• **Exercise**
Extract and list every line that contains the word "idée".

• **Dataset rows**
● ● ● ● ● ● ●
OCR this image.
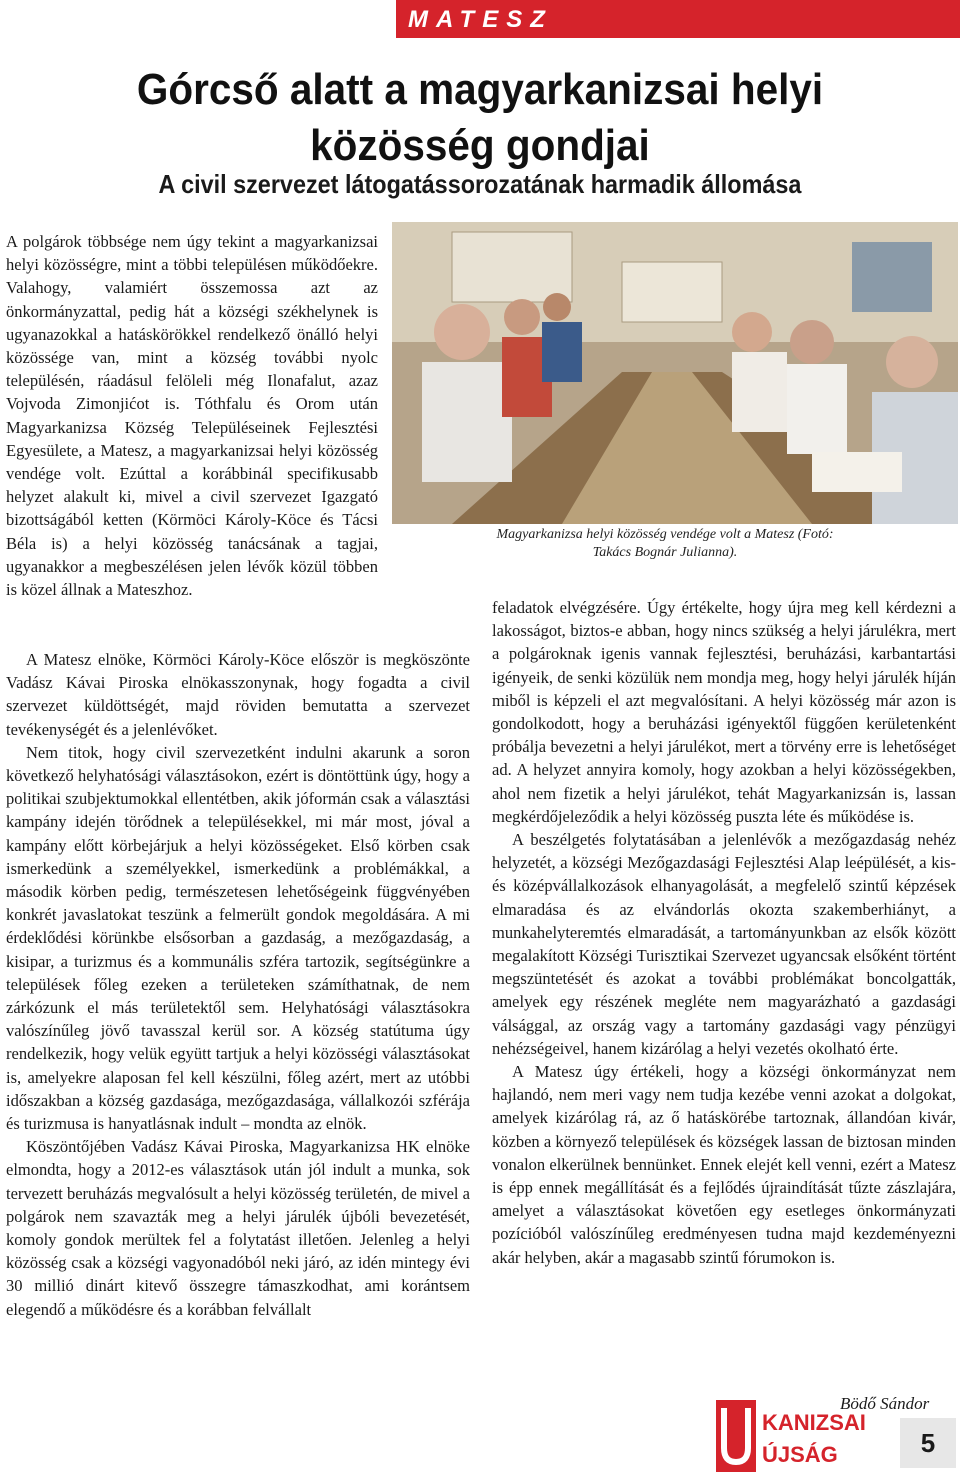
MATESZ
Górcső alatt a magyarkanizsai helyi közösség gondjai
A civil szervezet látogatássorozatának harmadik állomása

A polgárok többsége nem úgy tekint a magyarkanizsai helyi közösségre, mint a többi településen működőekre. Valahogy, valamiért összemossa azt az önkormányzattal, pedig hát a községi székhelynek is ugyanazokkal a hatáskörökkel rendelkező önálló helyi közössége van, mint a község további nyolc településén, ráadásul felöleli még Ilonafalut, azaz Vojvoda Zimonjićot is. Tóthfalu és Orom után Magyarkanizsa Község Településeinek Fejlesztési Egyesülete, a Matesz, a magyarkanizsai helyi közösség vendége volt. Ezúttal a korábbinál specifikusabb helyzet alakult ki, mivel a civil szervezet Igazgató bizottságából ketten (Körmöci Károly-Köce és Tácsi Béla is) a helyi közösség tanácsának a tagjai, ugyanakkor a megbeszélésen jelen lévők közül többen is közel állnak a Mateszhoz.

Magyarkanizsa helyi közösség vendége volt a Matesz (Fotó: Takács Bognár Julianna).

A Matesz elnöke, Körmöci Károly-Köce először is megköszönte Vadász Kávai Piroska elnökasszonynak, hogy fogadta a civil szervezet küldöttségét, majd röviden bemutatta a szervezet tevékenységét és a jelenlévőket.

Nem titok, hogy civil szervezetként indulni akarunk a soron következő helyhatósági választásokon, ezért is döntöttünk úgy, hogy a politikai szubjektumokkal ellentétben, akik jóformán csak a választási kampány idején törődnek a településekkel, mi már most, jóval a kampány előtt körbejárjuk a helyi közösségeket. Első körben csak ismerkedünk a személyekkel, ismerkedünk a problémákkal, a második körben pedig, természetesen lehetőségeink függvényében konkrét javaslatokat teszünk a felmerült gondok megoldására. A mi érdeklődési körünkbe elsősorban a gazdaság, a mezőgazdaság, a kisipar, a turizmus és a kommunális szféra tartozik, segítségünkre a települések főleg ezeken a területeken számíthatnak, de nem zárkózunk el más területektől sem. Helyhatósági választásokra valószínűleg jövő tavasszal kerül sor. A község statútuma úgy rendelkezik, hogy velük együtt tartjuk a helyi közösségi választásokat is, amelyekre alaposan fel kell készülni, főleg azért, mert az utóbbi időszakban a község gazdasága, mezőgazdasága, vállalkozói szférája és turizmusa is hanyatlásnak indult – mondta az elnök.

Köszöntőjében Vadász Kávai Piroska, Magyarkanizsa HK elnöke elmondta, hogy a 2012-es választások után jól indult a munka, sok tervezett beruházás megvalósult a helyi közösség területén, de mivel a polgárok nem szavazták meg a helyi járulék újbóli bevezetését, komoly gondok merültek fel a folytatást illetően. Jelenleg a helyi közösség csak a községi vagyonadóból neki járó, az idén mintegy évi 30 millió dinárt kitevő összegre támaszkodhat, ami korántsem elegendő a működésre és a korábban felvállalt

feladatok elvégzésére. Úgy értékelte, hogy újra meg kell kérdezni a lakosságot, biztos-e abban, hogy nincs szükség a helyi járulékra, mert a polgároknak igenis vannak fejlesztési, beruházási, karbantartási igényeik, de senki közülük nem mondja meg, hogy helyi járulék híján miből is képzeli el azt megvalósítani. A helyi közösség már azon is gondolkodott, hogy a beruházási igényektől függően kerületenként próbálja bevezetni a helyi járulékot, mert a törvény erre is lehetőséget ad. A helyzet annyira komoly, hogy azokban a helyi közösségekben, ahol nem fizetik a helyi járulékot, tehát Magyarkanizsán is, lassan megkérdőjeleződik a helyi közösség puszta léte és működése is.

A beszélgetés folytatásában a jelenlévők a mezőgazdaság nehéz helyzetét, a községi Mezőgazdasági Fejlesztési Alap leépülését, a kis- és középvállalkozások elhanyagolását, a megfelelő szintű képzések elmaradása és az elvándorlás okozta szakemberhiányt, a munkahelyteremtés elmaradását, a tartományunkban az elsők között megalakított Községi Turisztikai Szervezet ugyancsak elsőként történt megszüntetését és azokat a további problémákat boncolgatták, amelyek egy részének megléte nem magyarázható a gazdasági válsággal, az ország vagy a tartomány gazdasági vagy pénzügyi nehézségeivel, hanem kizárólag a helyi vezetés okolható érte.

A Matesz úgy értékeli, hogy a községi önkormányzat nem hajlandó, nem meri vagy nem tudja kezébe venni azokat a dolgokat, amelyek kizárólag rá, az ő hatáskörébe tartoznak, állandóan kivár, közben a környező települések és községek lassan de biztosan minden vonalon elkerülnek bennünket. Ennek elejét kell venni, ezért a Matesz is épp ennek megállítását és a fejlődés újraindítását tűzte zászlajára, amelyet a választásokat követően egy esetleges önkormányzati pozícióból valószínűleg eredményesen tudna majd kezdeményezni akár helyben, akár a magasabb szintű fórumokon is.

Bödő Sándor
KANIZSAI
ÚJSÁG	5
● ● ● ● ● ● ●
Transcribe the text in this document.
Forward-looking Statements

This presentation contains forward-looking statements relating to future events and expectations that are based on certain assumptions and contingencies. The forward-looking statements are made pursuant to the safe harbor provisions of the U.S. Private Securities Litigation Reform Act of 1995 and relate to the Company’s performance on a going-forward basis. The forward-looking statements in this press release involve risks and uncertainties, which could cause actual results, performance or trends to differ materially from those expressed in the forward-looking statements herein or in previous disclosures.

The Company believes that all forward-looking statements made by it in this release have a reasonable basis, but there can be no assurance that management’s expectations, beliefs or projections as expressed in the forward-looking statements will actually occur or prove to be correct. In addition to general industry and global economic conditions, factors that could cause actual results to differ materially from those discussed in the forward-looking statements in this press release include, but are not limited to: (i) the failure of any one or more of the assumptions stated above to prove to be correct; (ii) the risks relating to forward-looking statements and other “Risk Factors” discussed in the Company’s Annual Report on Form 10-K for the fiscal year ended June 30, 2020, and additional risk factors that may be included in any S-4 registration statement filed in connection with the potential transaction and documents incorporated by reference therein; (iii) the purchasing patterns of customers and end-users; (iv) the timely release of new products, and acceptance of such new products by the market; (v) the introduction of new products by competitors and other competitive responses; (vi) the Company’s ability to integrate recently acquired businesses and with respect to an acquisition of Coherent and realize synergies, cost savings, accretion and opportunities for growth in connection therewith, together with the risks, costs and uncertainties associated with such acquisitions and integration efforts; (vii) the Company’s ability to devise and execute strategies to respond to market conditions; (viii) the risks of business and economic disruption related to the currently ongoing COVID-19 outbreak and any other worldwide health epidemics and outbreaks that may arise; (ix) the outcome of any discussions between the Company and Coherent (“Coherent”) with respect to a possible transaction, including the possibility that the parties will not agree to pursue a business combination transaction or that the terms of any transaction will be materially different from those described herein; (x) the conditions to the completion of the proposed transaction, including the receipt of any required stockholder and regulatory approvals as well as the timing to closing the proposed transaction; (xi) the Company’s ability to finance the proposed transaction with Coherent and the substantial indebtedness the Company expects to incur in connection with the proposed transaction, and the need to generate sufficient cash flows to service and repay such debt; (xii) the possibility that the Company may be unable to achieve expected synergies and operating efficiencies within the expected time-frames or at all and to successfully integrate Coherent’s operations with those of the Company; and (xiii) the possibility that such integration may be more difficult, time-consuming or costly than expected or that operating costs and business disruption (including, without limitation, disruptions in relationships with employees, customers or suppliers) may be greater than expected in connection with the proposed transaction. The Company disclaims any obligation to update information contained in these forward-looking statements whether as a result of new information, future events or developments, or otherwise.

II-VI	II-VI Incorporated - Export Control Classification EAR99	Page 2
● ● ● ● ● ● ●
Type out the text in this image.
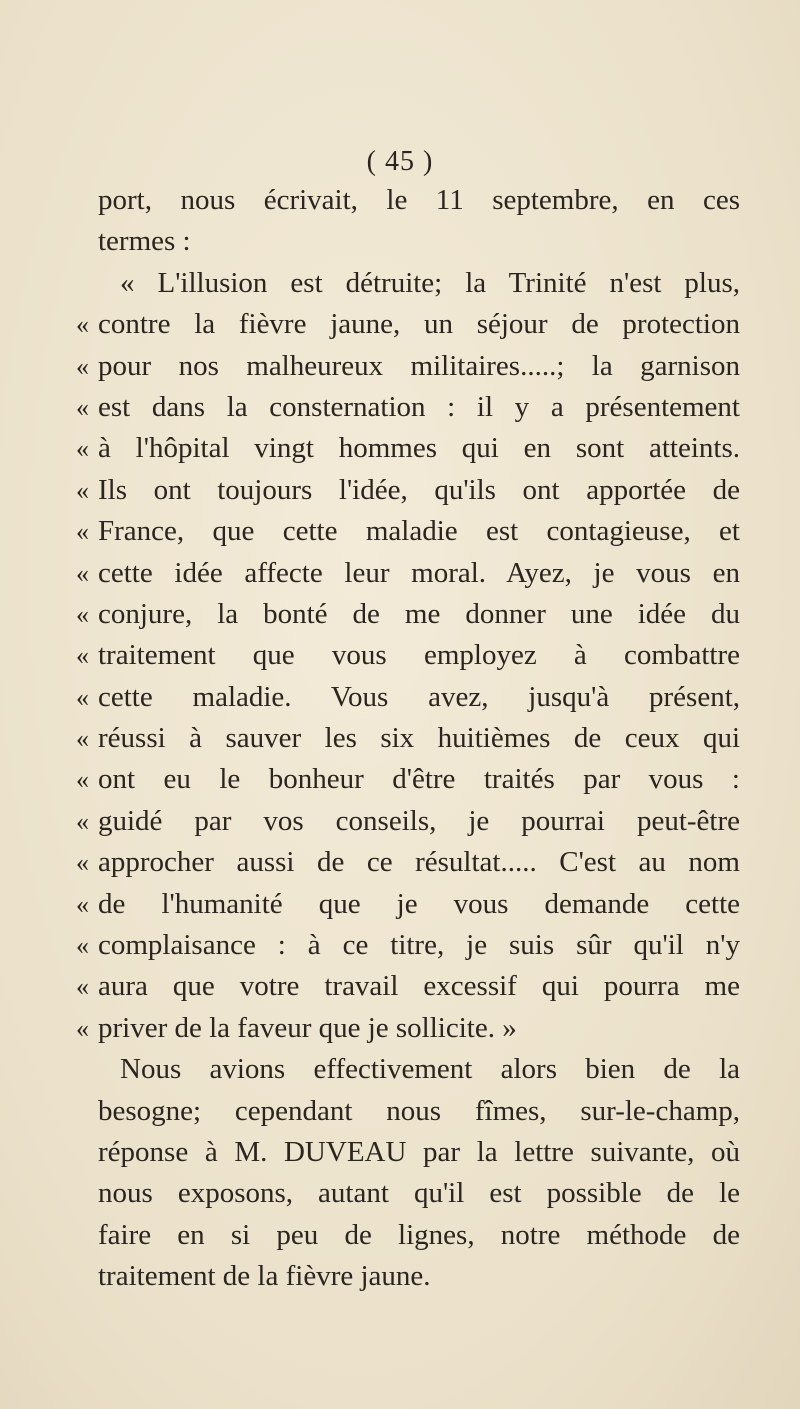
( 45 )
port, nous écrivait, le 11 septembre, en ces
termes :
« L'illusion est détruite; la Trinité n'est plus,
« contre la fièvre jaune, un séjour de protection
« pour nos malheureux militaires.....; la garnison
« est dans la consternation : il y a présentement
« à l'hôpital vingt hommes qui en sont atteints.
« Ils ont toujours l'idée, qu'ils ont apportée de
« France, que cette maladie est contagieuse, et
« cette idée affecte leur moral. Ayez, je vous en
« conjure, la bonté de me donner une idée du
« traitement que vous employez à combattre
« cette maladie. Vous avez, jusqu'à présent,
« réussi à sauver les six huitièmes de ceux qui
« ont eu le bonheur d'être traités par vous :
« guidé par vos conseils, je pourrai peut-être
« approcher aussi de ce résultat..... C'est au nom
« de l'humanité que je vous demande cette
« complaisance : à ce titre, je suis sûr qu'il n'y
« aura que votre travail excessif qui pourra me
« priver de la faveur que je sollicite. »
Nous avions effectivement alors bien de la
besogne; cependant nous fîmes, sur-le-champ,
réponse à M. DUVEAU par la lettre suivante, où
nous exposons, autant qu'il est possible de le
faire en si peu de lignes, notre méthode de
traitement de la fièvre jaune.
● ● ● ● ● ● ●
• **Exercise answer**
« Ils ont toujours l'idée, qu'ils ont apportée de
« cette idée affecte leur moral. Ayez, je vous en
« conjure, la bonté de me donner une idée du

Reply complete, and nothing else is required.